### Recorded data
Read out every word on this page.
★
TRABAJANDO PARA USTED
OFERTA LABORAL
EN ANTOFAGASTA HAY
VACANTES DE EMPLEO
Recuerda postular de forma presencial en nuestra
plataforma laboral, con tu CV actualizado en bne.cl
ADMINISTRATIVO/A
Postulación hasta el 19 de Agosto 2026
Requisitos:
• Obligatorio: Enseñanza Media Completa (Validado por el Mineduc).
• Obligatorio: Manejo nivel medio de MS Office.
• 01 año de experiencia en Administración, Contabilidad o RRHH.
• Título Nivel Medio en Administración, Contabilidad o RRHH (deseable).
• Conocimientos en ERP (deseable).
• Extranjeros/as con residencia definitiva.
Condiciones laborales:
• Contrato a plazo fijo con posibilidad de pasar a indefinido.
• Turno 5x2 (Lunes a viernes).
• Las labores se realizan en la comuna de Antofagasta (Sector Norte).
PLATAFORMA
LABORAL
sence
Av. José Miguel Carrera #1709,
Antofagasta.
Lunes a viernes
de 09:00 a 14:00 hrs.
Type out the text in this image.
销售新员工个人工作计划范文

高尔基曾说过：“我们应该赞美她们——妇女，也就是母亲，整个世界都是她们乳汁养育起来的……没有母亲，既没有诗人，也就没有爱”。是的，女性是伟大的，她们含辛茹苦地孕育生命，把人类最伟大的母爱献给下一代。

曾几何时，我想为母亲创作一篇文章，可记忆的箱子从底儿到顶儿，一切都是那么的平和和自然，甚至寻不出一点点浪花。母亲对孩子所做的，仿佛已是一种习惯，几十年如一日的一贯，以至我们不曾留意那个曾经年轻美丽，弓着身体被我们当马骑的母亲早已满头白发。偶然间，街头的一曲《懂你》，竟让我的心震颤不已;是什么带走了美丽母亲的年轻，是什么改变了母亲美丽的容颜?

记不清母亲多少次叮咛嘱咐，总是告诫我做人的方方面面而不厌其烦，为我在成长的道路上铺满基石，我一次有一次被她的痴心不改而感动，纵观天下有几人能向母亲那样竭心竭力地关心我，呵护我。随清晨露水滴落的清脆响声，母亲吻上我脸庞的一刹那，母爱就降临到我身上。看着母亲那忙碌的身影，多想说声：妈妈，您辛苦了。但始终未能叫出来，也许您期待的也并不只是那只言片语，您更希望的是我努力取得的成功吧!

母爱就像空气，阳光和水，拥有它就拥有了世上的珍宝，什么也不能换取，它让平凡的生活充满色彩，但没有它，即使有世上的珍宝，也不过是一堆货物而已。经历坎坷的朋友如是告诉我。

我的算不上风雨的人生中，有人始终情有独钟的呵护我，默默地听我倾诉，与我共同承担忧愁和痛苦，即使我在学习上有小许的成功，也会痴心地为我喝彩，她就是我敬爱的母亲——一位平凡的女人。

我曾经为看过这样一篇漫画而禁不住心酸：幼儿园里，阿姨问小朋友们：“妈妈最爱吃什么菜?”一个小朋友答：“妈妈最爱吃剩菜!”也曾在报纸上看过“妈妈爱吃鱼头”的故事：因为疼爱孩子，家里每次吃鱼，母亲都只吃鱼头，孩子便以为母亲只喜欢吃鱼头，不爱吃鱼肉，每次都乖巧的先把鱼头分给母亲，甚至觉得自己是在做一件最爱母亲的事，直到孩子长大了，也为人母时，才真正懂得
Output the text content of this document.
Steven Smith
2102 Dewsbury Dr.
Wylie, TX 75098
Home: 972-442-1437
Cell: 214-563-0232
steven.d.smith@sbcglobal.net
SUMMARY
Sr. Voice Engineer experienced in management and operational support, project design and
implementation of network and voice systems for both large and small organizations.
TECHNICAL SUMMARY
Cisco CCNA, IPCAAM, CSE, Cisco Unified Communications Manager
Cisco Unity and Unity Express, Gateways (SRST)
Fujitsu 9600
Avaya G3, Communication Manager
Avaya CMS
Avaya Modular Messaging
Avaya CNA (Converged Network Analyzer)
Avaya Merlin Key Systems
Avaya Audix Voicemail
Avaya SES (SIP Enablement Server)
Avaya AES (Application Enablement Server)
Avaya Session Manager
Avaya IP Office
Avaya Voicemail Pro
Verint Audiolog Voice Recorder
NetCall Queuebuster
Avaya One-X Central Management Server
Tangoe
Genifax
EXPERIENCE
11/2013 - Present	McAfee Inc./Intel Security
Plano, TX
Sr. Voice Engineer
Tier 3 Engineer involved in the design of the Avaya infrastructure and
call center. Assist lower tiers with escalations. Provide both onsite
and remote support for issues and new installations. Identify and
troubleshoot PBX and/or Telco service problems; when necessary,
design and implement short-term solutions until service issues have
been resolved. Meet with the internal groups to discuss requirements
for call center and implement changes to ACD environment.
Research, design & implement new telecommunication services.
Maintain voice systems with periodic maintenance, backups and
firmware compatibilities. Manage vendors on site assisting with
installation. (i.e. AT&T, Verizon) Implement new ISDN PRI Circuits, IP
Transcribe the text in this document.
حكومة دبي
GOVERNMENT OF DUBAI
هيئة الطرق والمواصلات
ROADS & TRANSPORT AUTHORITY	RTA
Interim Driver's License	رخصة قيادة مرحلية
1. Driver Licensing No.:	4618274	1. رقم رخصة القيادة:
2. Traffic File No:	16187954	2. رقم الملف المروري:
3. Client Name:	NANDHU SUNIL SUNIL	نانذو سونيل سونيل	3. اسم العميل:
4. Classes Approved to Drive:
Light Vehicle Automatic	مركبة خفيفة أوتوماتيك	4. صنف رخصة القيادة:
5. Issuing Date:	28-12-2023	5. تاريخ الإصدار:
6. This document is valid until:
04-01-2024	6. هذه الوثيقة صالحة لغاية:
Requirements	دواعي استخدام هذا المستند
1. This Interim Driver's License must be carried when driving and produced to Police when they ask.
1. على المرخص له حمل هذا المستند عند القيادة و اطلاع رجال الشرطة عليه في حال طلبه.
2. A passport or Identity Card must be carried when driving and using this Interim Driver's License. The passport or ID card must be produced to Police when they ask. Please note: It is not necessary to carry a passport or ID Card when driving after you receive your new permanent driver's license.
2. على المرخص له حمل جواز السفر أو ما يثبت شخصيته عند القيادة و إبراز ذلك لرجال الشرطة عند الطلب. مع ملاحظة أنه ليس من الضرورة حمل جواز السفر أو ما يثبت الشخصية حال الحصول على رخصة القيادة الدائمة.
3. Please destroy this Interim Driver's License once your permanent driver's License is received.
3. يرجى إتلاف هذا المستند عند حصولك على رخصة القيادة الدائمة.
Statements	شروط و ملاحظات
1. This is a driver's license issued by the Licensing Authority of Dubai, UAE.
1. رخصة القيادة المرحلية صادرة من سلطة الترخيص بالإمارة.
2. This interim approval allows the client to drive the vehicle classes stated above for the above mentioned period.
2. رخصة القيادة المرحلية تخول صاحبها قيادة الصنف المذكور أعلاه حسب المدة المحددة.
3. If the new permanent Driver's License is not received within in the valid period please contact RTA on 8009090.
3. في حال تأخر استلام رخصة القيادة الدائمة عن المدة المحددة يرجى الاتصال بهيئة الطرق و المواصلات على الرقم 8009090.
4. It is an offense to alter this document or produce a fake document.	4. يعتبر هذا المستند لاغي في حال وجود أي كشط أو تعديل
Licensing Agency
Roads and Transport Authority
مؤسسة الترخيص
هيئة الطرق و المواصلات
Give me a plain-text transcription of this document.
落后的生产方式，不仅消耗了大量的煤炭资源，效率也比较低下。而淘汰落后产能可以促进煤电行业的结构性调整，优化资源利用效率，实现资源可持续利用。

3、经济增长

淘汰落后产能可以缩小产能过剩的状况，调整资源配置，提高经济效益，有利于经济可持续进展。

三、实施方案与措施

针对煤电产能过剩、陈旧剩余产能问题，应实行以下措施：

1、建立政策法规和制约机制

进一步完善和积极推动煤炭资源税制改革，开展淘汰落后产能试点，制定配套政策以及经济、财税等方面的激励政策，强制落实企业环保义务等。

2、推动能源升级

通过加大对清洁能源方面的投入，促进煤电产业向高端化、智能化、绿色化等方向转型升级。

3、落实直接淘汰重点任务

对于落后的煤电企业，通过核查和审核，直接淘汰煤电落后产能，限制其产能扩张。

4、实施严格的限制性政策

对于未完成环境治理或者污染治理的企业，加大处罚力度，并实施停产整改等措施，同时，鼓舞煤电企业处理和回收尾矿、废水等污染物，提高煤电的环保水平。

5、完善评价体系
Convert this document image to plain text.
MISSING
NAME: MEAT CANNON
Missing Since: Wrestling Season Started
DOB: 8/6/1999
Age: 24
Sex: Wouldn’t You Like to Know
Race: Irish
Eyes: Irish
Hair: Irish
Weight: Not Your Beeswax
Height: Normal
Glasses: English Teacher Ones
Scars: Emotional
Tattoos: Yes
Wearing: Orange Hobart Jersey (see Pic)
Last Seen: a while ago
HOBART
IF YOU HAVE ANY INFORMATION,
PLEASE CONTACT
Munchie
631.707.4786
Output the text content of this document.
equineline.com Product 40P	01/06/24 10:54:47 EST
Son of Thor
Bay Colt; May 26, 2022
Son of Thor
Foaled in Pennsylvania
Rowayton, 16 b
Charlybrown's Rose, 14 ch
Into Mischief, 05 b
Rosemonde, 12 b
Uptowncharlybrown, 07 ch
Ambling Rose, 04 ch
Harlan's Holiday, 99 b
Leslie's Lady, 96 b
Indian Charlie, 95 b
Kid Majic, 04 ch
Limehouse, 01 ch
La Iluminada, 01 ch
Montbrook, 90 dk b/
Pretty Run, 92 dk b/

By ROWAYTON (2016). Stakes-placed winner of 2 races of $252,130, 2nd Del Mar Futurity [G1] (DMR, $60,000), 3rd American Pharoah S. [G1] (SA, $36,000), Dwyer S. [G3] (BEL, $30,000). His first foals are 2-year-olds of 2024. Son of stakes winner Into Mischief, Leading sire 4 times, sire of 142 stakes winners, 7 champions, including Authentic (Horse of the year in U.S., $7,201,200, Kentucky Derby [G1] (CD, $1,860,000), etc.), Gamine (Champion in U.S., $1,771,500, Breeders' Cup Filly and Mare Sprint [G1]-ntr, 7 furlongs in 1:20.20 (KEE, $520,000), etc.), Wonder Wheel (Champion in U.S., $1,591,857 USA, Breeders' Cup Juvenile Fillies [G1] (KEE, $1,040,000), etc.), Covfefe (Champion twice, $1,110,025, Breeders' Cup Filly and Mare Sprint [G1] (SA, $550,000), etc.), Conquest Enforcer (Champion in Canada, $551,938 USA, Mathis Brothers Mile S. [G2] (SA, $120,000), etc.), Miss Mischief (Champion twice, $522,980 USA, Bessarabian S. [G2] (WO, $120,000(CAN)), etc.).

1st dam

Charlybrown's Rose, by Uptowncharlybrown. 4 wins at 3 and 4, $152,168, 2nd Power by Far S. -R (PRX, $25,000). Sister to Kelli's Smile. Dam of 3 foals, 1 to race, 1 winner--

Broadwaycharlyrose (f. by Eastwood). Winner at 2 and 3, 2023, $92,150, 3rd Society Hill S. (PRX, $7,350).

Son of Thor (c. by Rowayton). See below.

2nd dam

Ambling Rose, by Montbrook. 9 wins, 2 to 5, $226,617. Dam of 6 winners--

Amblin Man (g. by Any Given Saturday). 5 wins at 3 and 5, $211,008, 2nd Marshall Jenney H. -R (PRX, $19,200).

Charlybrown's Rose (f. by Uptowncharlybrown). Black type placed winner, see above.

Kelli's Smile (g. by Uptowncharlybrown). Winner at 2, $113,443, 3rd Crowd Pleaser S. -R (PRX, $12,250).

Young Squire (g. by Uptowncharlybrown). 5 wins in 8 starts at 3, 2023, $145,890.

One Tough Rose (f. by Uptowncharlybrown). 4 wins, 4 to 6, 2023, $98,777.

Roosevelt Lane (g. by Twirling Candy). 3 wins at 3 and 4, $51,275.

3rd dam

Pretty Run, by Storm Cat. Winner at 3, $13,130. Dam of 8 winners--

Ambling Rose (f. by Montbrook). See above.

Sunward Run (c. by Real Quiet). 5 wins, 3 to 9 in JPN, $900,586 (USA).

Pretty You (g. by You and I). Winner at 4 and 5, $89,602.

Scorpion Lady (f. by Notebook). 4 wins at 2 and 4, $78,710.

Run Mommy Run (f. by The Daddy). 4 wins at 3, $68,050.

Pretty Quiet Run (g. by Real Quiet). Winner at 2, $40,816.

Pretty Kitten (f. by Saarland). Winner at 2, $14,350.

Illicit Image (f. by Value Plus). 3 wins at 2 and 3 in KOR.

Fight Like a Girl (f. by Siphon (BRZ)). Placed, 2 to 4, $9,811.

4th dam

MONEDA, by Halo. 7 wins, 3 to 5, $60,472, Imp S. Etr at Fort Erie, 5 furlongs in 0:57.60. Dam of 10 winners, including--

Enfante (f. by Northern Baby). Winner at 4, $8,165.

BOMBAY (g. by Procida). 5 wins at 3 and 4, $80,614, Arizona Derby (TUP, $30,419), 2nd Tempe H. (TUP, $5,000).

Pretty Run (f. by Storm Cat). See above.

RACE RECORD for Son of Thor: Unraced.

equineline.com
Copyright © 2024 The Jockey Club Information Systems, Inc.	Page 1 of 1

### REQUIREMENT
Of the lines in this data, how many contain "must"? Reply with only the number.

### TASK RESPONSE
2